▸ **Given request**: Return every line of the data below that includes the string "true".

* begin *

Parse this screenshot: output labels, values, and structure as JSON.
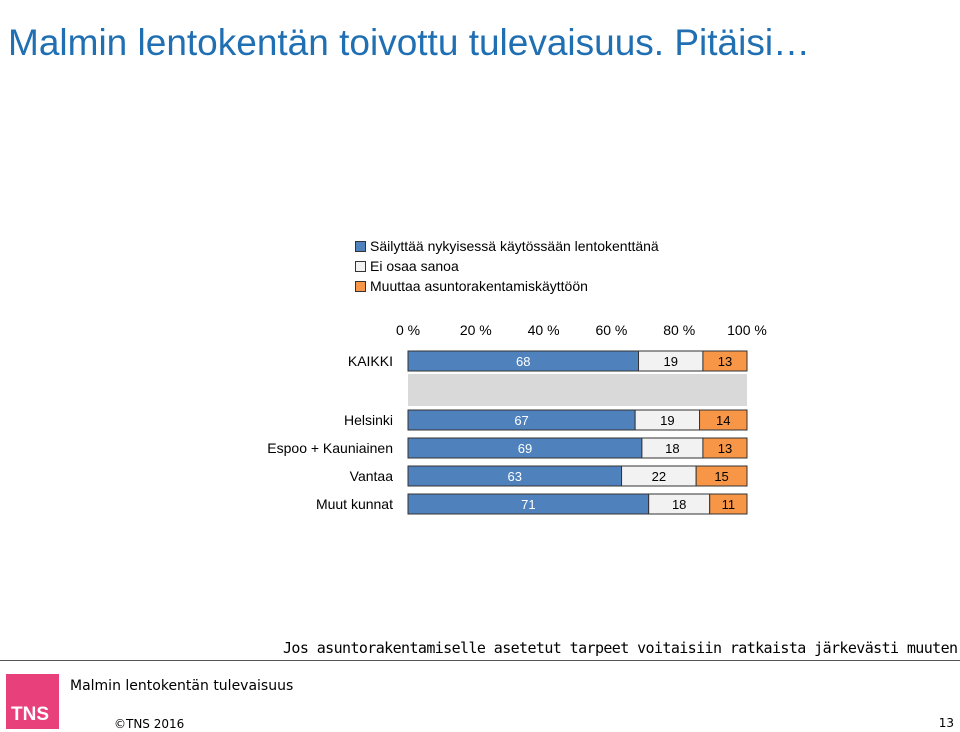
{
  "page": {
    "title": "Malmin lentokentän toivottu tulevaisuus. Pitäisi…",
    "footer_question": "Jos asuntorakentamiselle asetetut tarpeet voitaisiin ratkaista järkevästi muuten",
    "footer_subtitle": "Malmin lentokentän tulevaisuus",
    "logo_text": "TNS",
    "copyright": "©TNS 2016",
    "page_number": "13"
  },
  "chart_data": {
    "type": "bar",
    "orientation": "horizontal",
    "stacked": true,
    "percent": true,
    "categories": [
      "KAIKKI",
      "Helsinki",
      "Espoo + Kauniainen",
      "Vantaa",
      "Muut kunnat"
    ],
    "series": [
      {
        "name": "Säilyttää nykyisessä käytössään lentokenttänä",
        "color": "#4f81bd",
        "values": [
          68,
          67,
          69,
          63,
          71
        ]
      },
      {
        "name": "Ei osaa sanoa",
        "color": "#f2f2f2",
        "values": [
          19,
          19,
          18,
          22,
          18
        ]
      },
      {
        "name": "Muuttaa asuntorakentamiskäyttöön",
        "color": "#f79646",
        "values": [
          13,
          14,
          13,
          15,
          11
        ]
      }
    ],
    "x_ticks": [
      "0 %",
      "20 %",
      "40 %",
      "60 %",
      "80 %",
      "100 %"
    ],
    "xlim": [
      0,
      100
    ],
    "legend_position": "top-left",
    "grid": false
  }
}
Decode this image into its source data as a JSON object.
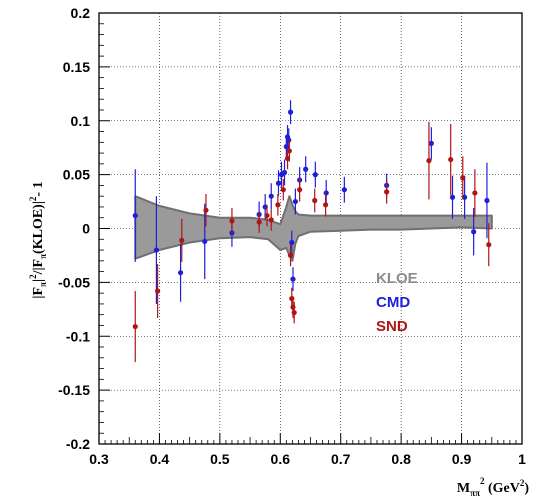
{
  "chart_data": {
    "type": "scatter",
    "xlim": [
      0.3,
      1.0
    ],
    "ylim": [
      -0.2,
      0.2
    ],
    "x_ticks": [
      "0.3",
      "0.4",
      "0.5",
      "0.6",
      "0.7",
      "0.8",
      "0.9",
      "1"
    ],
    "x_tick_values": [
      0.3,
      0.4,
      0.5,
      0.6,
      0.7,
      0.8,
      0.9,
      1.0
    ],
    "y_ticks": [
      "-0.2",
      "-0.15",
      "-0.1",
      "-0.05",
      "0",
      "0.05",
      "0.1",
      "0.15",
      "0.2"
    ],
    "y_tick_values": [
      -0.2,
      -0.15,
      -0.1,
      -0.05,
      0,
      0.05,
      0.1,
      0.15,
      0.2
    ],
    "grid": true,
    "xlabel": {
      "main": "M",
      "sub": "ππ",
      "sup": "2",
      "rest": " (GeV",
      "rest_sup": "2",
      "close": ")"
    },
    "ylabel": {
      "p1": "|F",
      "sub1": "π",
      "p2": "|",
      "sup1": "2",
      "p3": "/|F",
      "sub2": "π",
      "p4": "(KLOE)|",
      "sup2": "2",
      "p5": "- 1"
    },
    "legend": {
      "position": "lower-right",
      "entries": [
        {
          "name": "KLOE",
          "color": "#8c8c8c"
        },
        {
          "name": "CMD",
          "color": "#1f1fd8"
        },
        {
          "name": "SND",
          "color": "#b01414"
        }
      ]
    },
    "band": {
      "name": "KLOE",
      "color": "#9a9a9a",
      "edge_color": "#707070",
      "x": [
        0.36,
        0.4,
        0.45,
        0.5,
        0.55,
        0.58,
        0.6,
        0.61,
        0.615,
        0.62,
        0.625,
        0.63,
        0.65,
        0.7,
        0.75,
        0.8,
        0.85,
        0.9,
        0.95
      ],
      "upper": [
        0.03,
        0.021,
        0.014,
        0.01,
        0.01,
        0.008,
        0.004,
        0.02,
        0.03,
        0.022,
        0.016,
        0.013,
        0.012,
        0.012,
        0.012,
        0.012,
        0.012,
        0.012,
        0.012
      ],
      "lower": [
        -0.028,
        -0.02,
        -0.013,
        -0.009,
        -0.008,
        -0.01,
        -0.02,
        -0.018,
        -0.025,
        -0.03,
        -0.014,
        -0.007,
        -0.003,
        -0.002,
        -0.001,
        -0.001,
        0.0,
        0.001,
        0.0
      ]
    },
    "series": [
      {
        "name": "CMD",
        "color": "#1f1fd8",
        "points": [
          {
            "x": 0.36,
            "y": 0.012,
            "e": 0.043
          },
          {
            "x": 0.395,
            "y": -0.02,
            "e": 0.05
          },
          {
            "x": 0.435,
            "y": -0.041,
            "e": 0.027
          },
          {
            "x": 0.475,
            "y": -0.012,
            "e": 0.035
          },
          {
            "x": 0.52,
            "y": -0.004,
            "e": 0.013
          },
          {
            "x": 0.565,
            "y": 0.013,
            "e": 0.012
          },
          {
            "x": 0.575,
            "y": 0.02,
            "e": 0.012
          },
          {
            "x": 0.585,
            "y": 0.03,
            "e": 0.012
          },
          {
            "x": 0.597,
            "y": 0.042,
            "e": 0.012
          },
          {
            "x": 0.602,
            "y": 0.05,
            "e": 0.012
          },
          {
            "x": 0.607,
            "y": 0.052,
            "e": 0.012
          },
          {
            "x": 0.61,
            "y": 0.076,
            "e": 0.011
          },
          {
            "x": 0.612,
            "y": 0.085,
            "e": 0.011
          },
          {
            "x": 0.614,
            "y": 0.082,
            "e": 0.011
          },
          {
            "x": 0.617,
            "y": 0.108,
            "e": 0.011
          },
          {
            "x": 0.619,
            "y": -0.013,
            "e": 0.011
          },
          {
            "x": 0.621,
            "y": -0.047,
            "e": 0.011
          },
          {
            "x": 0.625,
            "y": 0.025,
            "e": 0.012
          },
          {
            "x": 0.632,
            "y": 0.045,
            "e": 0.012
          },
          {
            "x": 0.642,
            "y": 0.055,
            "e": 0.012
          },
          {
            "x": 0.658,
            "y": 0.05,
            "e": 0.012
          },
          {
            "x": 0.676,
            "y": 0.033,
            "e": 0.012
          },
          {
            "x": 0.706,
            "y": 0.036,
            "e": 0.012
          },
          {
            "x": 0.776,
            "y": 0.04,
            "e": 0.011
          },
          {
            "x": 0.85,
            "y": 0.079,
            "e": 0.015
          },
          {
            "x": 0.885,
            "y": 0.029,
            "e": 0.02
          },
          {
            "x": 0.905,
            "y": 0.029,
            "e": 0.02
          },
          {
            "x": 0.92,
            "y": -0.003,
            "e": 0.022
          },
          {
            "x": 0.942,
            "y": 0.026,
            "e": 0.035
          }
        ]
      },
      {
        "name": "SND",
        "color": "#b01414",
        "points": [
          {
            "x": 0.36,
            "y": -0.091,
            "e": 0.033
          },
          {
            "x": 0.397,
            "y": -0.058,
            "e": 0.025
          },
          {
            "x": 0.437,
            "y": -0.011,
            "e": 0.02
          },
          {
            "x": 0.477,
            "y": 0.017,
            "e": 0.015
          },
          {
            "x": 0.52,
            "y": 0.007,
            "e": 0.012
          },
          {
            "x": 0.565,
            "y": 0.006,
            "e": 0.01
          },
          {
            "x": 0.578,
            "y": 0.012,
            "e": 0.01
          },
          {
            "x": 0.585,
            "y": 0.008,
            "e": 0.01
          },
          {
            "x": 0.596,
            "y": 0.022,
            "e": 0.01
          },
          {
            "x": 0.605,
            "y": 0.036,
            "e": 0.01
          },
          {
            "x": 0.612,
            "y": 0.065,
            "e": 0.01
          },
          {
            "x": 0.615,
            "y": 0.072,
            "e": 0.01
          },
          {
            "x": 0.617,
            "y": -0.025,
            "e": 0.01
          },
          {
            "x": 0.619,
            "y": -0.065,
            "e": 0.01
          },
          {
            "x": 0.621,
            "y": -0.073,
            "e": 0.01
          },
          {
            "x": 0.623,
            "y": -0.078,
            "e": 0.01
          },
          {
            "x": 0.632,
            "y": 0.036,
            "e": 0.011
          },
          {
            "x": 0.657,
            "y": 0.026,
            "e": 0.011
          },
          {
            "x": 0.675,
            "y": 0.022,
            "e": 0.011
          },
          {
            "x": 0.776,
            "y": 0.034,
            "e": 0.011
          },
          {
            "x": 0.846,
            "y": 0.063,
            "e": 0.036
          },
          {
            "x": 0.882,
            "y": 0.064,
            "e": 0.033
          },
          {
            "x": 0.902,
            "y": 0.047,
            "e": 0.02
          },
          {
            "x": 0.922,
            "y": 0.033,
            "e": 0.022
          },
          {
            "x": 0.945,
            "y": -0.015,
            "e": 0.02
          }
        ]
      }
    ]
  }
}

* end *

▸ **Solution for this task**:
    "stacked": true,
    "percent": true,
    "grid": true,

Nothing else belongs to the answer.